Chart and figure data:
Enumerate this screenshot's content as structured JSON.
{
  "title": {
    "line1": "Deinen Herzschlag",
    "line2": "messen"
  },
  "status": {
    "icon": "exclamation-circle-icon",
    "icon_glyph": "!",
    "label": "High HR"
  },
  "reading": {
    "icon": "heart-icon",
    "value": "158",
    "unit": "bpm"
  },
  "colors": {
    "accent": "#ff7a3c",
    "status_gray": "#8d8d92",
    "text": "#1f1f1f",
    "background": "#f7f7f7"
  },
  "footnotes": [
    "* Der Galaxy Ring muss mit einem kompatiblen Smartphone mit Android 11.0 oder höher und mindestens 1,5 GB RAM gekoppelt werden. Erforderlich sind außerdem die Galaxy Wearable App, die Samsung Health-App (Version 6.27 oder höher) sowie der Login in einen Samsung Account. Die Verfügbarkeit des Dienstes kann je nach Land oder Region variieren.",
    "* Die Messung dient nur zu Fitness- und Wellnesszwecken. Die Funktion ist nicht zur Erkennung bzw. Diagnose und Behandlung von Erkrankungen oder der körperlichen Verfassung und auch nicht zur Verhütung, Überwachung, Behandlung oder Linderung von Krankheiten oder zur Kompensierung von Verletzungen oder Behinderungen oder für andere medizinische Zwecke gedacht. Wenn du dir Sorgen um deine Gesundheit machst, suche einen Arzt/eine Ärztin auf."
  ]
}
--
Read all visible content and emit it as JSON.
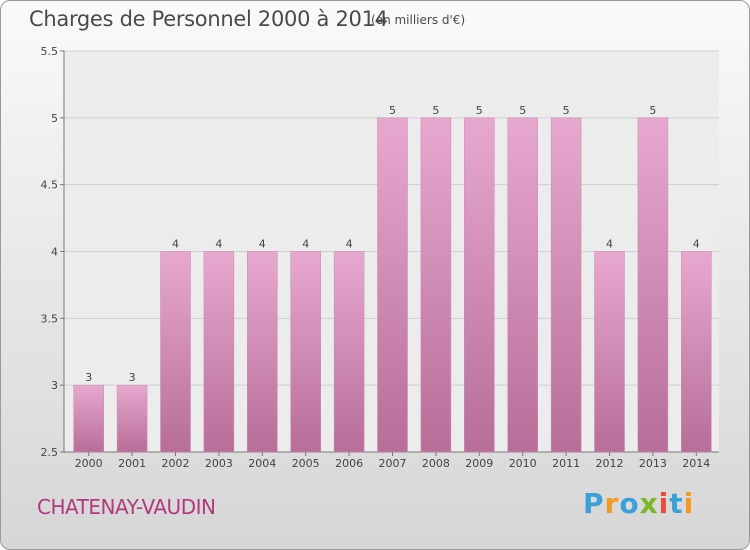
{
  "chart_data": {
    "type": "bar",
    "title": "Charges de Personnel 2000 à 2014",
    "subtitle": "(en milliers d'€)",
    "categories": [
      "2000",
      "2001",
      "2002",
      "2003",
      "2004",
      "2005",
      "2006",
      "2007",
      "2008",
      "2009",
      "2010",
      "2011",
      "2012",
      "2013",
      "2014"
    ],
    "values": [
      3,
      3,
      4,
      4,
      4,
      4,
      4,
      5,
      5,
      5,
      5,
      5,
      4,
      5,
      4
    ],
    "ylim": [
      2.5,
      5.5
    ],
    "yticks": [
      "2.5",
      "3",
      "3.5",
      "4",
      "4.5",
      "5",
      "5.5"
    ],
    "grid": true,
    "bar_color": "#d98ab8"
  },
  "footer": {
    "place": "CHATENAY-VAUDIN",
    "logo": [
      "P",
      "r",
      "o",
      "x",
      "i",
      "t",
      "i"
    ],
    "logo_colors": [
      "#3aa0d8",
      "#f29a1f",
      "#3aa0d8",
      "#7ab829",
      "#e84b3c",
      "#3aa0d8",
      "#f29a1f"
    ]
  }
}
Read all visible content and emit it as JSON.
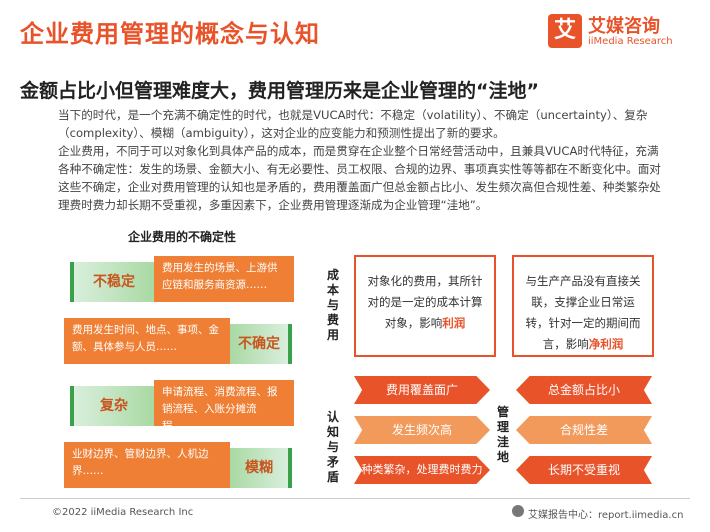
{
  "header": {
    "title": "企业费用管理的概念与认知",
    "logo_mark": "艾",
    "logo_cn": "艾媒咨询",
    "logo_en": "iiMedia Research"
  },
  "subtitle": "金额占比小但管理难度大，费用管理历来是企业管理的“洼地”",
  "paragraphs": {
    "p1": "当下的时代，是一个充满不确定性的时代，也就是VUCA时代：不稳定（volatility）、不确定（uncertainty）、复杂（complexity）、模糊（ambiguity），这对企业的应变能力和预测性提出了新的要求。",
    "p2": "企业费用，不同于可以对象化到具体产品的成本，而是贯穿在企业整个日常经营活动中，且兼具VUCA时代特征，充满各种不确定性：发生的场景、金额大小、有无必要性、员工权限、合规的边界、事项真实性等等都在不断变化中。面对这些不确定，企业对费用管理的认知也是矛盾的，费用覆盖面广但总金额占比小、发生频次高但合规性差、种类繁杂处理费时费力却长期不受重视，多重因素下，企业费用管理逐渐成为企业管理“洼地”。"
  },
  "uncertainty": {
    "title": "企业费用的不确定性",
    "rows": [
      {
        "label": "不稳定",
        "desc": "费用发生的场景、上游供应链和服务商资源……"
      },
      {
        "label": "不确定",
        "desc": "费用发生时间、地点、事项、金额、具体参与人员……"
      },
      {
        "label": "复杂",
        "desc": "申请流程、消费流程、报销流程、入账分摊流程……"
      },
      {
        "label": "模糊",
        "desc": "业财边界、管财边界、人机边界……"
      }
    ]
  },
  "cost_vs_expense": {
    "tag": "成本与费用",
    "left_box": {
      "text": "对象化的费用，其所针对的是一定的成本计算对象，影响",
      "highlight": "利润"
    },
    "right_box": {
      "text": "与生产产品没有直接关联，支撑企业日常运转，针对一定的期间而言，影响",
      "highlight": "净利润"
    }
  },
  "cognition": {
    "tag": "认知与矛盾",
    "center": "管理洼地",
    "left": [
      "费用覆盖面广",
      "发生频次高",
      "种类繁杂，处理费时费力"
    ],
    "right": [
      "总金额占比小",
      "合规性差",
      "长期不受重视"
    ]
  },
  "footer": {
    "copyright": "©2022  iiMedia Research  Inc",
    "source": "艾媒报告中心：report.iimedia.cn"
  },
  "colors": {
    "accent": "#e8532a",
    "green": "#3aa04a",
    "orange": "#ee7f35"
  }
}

§ PROBLEM DESCRIPTION:
Return each full line of the entries that contains the word "subtitle".

§ SOLUTION BELOW:
    "subtitle": "(en milliers d'€)",
  "subtitle": "金额占比小但管理难度大，费用管理历来是企业管理的“洼地”",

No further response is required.